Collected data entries
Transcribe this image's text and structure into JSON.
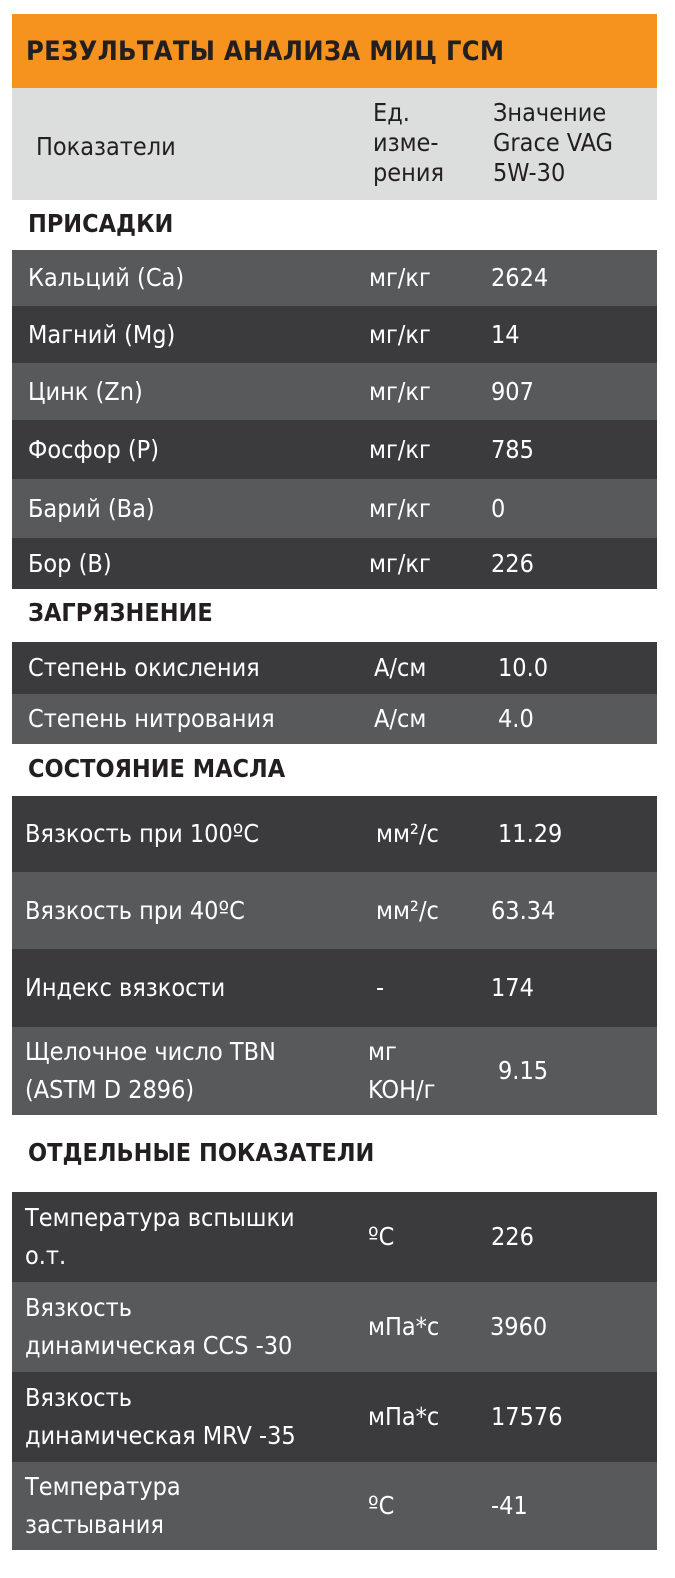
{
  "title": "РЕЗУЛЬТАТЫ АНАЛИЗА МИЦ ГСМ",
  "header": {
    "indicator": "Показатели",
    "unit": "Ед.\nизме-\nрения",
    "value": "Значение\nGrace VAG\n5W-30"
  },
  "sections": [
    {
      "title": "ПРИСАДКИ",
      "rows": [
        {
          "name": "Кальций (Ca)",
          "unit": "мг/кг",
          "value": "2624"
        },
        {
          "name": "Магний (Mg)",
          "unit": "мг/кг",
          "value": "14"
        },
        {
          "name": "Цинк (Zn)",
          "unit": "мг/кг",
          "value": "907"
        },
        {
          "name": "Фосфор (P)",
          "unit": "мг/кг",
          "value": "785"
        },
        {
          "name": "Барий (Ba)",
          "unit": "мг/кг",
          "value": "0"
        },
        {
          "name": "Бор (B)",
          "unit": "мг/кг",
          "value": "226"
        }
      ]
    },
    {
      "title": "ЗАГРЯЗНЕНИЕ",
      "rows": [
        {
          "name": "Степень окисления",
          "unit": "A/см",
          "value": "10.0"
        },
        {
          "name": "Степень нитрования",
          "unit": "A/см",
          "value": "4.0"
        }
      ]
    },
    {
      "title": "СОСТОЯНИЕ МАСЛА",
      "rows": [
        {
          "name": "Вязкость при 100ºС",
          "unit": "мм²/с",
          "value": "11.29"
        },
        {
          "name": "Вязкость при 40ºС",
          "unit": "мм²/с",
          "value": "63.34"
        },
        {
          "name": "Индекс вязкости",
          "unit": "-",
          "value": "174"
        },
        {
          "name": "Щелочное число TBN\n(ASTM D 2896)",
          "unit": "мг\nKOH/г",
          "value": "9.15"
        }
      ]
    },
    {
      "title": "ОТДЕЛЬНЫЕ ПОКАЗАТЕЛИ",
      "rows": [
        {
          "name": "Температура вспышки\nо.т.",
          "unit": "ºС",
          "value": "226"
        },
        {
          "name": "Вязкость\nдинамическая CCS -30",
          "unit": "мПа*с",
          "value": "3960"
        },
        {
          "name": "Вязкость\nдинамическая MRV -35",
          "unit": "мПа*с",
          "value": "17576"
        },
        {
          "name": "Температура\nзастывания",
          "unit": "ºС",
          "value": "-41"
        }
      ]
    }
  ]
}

● **Stated goal**
Quote the preceding listing precisely and completely, omitting its images.

● **Exercise response**
Transcribe this image's text and structure into JSON.
{
  "title": "РЕЗУЛЬТАТЫ АНАЛИЗА МИЦ ГСМ",
  "header": {
    "indicator": "Показатели",
    "unit": "Ед.\nизме-\nрения",
    "value": "Значение\nGrace VAG\n5W-30"
  },
  "sections": [
    {
      "title": "ПРИСАДКИ",
      "rows": [
        {
          "name": "Кальций (Ca)",
          "unit": "мг/кг",
          "value": "2624"
        },
        {
          "name": "Магний (Mg)",
          "unit": "мг/кг",
          "value": "14"
        },
        {
          "name": "Цинк (Zn)",
          "unit": "мг/кг",
          "value": "907"
        },
        {
          "name": "Фосфор (P)",
          "unit": "мг/кг",
          "value": "785"
        },
        {
          "name": "Барий (Ba)",
          "unit": "мг/кг",
          "value": "0"
        },
        {
          "name": "Бор (B)",
          "unit": "мг/кг",
          "value": "226"
        }
      ]
    },
    {
      "title": "ЗАГРЯЗНЕНИЕ",
      "rows": [
        {
          "name": "Степень окисления",
          "unit": "A/см",
          "value": "10.0"
        },
        {
          "name": "Степень нитрования",
          "unit": "A/см",
          "value": "4.0"
        }
      ]
    },
    {
      "title": "СОСТОЯНИЕ МАСЛА",
      "rows": [
        {
          "name": "Вязкость при 100ºС",
          "unit": "мм²/с",
          "value": "11.29"
        },
        {
          "name": "Вязкость при 40ºС",
          "unit": "мм²/с",
          "value": "63.34"
        },
        {
          "name": "Индекс вязкости",
          "unit": "-",
          "value": "174"
        },
        {
          "name": "Щелочное число TBN\n(ASTM D 2896)",
          "unit": "мг\nKOH/г",
          "value": "9.15"
        }
      ]
    },
    {
      "title": "ОТДЕЛЬНЫЕ ПОКАЗАТЕЛИ",
      "rows": [
        {
          "name": "Температура вспышки\nо.т.",
          "unit": "ºС",
          "value": "226"
        },
        {
          "name": "Вязкость\nдинамическая CCS -30",
          "unit": "мПа*с",
          "value": "3960"
        },
        {
          "name": "Вязкость\nдинамическая MRV -35",
          "unit": "мПа*с",
          "value": "17576"
        },
        {
          "name": "Температура\nзастывания",
          "unit": "ºС",
          "value": "-41"
        }
      ]
    }
  ]
}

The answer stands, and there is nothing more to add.